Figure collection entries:
** Start **

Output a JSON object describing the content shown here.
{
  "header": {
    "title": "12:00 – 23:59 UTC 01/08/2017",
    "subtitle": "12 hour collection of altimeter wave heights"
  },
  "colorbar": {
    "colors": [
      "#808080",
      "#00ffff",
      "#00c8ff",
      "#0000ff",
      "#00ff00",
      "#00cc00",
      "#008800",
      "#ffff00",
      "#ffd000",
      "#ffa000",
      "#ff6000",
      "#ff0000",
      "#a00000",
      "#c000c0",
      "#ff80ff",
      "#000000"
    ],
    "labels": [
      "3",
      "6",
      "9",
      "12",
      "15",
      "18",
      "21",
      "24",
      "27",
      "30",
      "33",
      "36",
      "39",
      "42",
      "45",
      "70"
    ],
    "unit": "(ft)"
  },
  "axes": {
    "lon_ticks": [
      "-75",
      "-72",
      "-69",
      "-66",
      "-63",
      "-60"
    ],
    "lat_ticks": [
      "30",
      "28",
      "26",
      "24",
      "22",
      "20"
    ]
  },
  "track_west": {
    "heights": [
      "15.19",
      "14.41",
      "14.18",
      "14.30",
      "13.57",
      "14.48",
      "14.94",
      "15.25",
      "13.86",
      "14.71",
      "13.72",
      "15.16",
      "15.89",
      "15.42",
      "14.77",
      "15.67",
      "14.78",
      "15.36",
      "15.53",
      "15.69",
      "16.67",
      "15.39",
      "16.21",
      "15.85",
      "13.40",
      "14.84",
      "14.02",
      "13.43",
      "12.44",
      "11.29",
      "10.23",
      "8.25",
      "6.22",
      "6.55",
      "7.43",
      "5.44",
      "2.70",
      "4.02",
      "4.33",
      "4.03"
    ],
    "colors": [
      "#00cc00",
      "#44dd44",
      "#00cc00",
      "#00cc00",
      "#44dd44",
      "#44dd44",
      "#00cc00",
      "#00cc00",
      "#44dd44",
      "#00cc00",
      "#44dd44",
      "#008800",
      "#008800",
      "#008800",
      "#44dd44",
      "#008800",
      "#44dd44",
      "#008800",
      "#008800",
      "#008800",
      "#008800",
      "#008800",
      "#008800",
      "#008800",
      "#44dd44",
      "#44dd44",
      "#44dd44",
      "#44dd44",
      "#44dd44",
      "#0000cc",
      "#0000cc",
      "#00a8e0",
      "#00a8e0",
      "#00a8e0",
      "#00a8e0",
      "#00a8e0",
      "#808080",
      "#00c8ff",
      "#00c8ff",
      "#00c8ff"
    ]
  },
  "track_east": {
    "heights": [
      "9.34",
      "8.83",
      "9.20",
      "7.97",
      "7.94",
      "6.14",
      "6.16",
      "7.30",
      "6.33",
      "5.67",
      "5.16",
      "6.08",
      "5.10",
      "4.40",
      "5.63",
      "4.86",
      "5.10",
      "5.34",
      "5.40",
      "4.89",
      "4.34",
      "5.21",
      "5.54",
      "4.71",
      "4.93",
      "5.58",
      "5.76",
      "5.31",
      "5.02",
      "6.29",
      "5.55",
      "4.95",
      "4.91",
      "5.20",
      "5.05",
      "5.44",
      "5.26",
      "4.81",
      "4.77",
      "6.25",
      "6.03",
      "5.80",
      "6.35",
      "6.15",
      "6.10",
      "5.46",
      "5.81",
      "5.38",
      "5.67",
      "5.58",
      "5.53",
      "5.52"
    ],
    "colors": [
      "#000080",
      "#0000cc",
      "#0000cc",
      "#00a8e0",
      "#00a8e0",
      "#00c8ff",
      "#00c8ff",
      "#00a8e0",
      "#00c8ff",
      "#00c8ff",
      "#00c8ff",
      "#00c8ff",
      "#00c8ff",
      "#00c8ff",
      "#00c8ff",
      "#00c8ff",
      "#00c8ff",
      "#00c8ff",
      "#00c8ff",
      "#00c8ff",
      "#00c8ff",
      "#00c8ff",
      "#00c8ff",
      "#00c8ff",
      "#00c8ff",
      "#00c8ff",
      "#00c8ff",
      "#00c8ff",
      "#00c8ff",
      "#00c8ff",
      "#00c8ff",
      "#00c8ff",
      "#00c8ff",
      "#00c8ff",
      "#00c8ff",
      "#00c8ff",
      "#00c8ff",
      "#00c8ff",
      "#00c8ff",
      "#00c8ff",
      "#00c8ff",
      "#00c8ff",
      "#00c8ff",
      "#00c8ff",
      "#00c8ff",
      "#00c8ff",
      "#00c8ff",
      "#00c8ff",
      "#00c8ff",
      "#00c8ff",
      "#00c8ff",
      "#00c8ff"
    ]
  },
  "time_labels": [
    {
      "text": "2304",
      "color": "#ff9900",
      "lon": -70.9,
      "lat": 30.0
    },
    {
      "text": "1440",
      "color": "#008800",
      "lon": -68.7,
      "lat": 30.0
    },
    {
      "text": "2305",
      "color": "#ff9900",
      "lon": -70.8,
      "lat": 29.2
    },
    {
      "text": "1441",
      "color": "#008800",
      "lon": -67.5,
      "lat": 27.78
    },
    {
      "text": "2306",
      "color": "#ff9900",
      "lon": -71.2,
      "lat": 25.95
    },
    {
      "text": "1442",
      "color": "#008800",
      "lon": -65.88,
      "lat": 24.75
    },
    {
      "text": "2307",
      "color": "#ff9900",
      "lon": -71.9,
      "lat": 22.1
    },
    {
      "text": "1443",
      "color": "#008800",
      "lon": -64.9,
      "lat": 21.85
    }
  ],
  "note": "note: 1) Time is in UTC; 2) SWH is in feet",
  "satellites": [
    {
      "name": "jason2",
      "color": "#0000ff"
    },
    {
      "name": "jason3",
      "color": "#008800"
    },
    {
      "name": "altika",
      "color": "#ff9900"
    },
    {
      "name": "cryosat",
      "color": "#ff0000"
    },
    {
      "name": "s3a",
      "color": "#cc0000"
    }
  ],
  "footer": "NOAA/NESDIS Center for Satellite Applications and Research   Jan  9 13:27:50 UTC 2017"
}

** End **
** Start **

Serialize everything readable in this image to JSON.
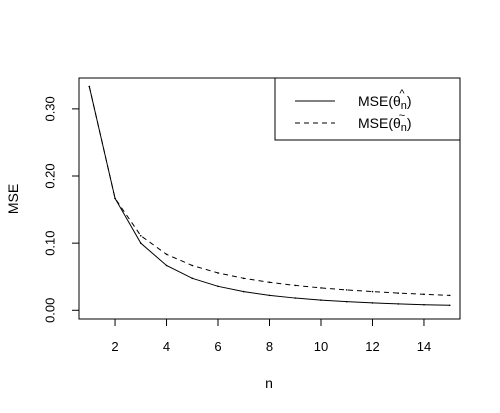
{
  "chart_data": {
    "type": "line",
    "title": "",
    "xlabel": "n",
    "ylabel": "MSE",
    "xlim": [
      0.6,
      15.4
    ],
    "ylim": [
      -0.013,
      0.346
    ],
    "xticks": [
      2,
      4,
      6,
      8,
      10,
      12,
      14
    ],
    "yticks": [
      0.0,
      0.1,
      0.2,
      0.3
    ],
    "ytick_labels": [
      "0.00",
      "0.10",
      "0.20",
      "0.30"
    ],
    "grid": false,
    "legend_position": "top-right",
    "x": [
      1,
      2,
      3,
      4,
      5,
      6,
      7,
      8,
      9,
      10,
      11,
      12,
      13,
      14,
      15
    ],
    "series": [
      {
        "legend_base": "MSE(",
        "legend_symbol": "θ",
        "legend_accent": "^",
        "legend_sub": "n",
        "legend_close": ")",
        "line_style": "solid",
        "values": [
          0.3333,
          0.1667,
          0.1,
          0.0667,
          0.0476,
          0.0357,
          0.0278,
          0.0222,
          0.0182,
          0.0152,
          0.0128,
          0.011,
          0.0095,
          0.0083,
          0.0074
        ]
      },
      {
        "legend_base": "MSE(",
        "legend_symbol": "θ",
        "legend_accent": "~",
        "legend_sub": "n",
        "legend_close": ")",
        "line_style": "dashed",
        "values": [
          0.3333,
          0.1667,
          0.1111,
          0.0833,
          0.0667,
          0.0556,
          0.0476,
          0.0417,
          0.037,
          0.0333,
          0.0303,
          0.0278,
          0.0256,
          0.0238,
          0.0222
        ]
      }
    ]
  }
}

** End **
** Start **

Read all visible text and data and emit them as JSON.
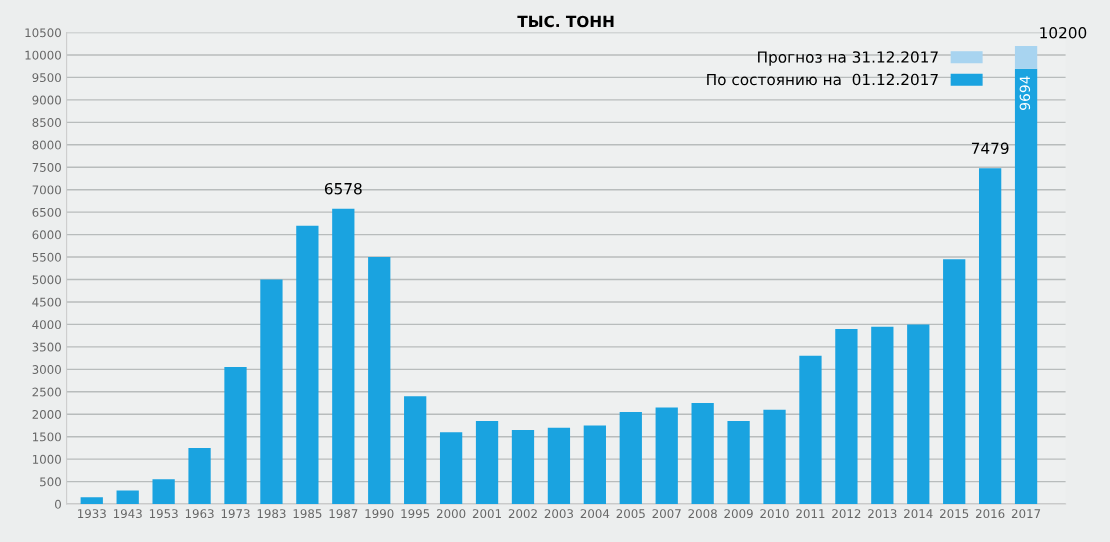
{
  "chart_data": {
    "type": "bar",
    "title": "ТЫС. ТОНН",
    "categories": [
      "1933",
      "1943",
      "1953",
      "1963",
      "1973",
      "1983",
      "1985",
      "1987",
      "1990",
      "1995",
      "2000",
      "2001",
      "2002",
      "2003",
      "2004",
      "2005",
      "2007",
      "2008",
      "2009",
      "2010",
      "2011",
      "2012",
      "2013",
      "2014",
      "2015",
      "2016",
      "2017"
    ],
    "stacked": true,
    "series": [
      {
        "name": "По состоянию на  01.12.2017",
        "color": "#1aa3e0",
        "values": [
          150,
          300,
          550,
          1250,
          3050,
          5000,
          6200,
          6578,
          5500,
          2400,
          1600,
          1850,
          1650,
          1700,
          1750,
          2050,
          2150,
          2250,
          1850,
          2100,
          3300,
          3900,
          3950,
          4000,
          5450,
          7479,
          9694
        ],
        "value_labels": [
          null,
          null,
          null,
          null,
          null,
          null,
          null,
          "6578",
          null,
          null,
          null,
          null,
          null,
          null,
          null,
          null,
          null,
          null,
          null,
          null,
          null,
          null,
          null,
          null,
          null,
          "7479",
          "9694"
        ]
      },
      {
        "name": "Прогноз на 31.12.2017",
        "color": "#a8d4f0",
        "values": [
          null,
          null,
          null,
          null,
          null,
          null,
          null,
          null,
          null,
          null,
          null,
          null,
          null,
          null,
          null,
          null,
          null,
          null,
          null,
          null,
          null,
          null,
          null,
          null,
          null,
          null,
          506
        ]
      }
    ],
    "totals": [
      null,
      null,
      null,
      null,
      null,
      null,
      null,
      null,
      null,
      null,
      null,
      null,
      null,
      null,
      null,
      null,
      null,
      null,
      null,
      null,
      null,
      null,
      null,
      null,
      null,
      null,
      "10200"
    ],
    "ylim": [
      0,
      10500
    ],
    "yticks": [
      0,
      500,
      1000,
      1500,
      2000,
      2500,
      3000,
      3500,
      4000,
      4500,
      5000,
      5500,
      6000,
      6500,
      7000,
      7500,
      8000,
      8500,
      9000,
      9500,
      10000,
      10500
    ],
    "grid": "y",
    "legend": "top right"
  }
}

** End **

Written instruction: Tally the lines of the material above that contain the word "name" and report the total alone.

Correct response: 7